> _Exercise requirements_
Provide nothing but the number of lines containing the string "this".

> _Entries provided_
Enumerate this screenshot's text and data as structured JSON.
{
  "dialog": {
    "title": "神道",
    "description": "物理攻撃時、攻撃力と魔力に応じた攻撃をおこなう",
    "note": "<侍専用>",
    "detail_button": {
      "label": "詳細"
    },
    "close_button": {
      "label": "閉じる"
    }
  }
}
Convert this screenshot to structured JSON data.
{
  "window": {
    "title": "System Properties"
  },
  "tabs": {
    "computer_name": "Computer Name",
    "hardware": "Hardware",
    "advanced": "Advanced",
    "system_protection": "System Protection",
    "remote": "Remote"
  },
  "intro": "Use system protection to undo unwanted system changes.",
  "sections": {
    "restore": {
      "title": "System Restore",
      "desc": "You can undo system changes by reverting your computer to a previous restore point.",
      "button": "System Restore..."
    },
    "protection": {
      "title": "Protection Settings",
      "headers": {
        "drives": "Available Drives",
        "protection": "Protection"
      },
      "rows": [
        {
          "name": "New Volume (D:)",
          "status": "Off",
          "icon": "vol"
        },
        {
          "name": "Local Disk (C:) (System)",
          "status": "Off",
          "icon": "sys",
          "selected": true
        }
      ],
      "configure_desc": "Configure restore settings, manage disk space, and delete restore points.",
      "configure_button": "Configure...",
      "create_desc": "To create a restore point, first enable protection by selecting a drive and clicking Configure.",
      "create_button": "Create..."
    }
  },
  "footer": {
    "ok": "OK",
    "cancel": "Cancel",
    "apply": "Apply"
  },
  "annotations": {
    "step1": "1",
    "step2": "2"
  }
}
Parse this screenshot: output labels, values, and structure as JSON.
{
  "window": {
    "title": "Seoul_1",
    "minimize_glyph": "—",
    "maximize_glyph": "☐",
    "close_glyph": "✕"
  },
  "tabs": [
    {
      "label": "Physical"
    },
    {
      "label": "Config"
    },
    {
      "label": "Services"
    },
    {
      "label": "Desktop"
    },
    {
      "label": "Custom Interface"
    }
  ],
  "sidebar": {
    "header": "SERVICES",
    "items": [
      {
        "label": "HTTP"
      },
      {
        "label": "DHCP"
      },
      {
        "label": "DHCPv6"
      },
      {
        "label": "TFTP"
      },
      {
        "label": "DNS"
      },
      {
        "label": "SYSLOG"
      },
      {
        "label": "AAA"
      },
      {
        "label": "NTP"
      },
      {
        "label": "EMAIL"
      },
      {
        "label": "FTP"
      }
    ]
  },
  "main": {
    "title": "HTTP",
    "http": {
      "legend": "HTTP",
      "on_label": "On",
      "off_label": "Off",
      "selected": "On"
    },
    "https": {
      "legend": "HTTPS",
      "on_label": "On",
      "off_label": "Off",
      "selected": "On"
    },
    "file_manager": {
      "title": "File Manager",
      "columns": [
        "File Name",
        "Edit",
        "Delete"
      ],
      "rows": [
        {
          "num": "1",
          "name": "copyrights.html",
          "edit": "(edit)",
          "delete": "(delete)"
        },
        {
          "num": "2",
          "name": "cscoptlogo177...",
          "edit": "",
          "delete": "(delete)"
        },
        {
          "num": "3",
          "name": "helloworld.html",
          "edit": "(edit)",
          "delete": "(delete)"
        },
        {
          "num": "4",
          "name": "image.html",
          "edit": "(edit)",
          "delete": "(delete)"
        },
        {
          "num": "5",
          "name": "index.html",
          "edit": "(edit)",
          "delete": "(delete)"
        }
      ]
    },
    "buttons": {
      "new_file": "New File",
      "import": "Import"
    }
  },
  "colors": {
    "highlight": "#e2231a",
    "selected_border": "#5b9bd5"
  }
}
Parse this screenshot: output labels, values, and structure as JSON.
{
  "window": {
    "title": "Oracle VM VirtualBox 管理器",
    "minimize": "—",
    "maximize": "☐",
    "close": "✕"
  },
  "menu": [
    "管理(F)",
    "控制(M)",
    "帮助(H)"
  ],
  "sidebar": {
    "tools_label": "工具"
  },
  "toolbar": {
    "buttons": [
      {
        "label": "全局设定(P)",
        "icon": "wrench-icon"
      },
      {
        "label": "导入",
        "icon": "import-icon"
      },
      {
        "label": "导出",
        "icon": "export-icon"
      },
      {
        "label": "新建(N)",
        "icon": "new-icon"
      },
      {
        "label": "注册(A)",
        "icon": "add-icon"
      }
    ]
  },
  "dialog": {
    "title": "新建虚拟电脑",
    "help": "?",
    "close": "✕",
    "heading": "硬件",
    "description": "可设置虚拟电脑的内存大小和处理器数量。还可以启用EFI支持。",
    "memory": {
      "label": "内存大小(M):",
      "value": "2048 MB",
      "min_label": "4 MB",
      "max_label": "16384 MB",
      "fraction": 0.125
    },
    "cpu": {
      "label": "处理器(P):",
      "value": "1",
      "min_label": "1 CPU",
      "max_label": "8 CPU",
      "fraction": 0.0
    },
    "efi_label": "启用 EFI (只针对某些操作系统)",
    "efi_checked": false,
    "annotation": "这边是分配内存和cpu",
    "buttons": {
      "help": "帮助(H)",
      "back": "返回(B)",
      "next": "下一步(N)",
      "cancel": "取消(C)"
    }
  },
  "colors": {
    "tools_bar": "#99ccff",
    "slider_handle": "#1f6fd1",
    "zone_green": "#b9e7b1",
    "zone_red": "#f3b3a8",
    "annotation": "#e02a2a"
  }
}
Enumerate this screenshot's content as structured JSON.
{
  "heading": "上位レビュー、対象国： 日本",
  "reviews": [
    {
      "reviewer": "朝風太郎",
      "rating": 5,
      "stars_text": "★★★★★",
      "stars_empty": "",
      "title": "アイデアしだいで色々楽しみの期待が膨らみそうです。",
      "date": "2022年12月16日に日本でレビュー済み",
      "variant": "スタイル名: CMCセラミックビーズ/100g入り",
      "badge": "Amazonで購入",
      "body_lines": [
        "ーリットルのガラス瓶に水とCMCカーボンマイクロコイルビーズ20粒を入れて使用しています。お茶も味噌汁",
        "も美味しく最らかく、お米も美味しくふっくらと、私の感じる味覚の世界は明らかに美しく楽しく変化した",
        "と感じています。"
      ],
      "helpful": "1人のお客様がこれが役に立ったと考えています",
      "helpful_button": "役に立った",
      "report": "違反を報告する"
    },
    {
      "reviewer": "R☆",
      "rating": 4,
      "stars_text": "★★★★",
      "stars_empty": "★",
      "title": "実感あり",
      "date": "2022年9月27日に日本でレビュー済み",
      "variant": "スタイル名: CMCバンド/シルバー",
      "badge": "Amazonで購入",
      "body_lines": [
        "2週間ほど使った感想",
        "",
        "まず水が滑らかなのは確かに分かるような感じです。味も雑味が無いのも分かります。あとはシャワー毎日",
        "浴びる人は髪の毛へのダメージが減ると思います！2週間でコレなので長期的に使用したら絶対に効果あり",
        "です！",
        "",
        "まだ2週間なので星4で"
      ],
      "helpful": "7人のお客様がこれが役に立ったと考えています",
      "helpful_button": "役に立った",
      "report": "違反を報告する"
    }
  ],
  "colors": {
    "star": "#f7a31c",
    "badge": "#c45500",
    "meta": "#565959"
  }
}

> _The result_
5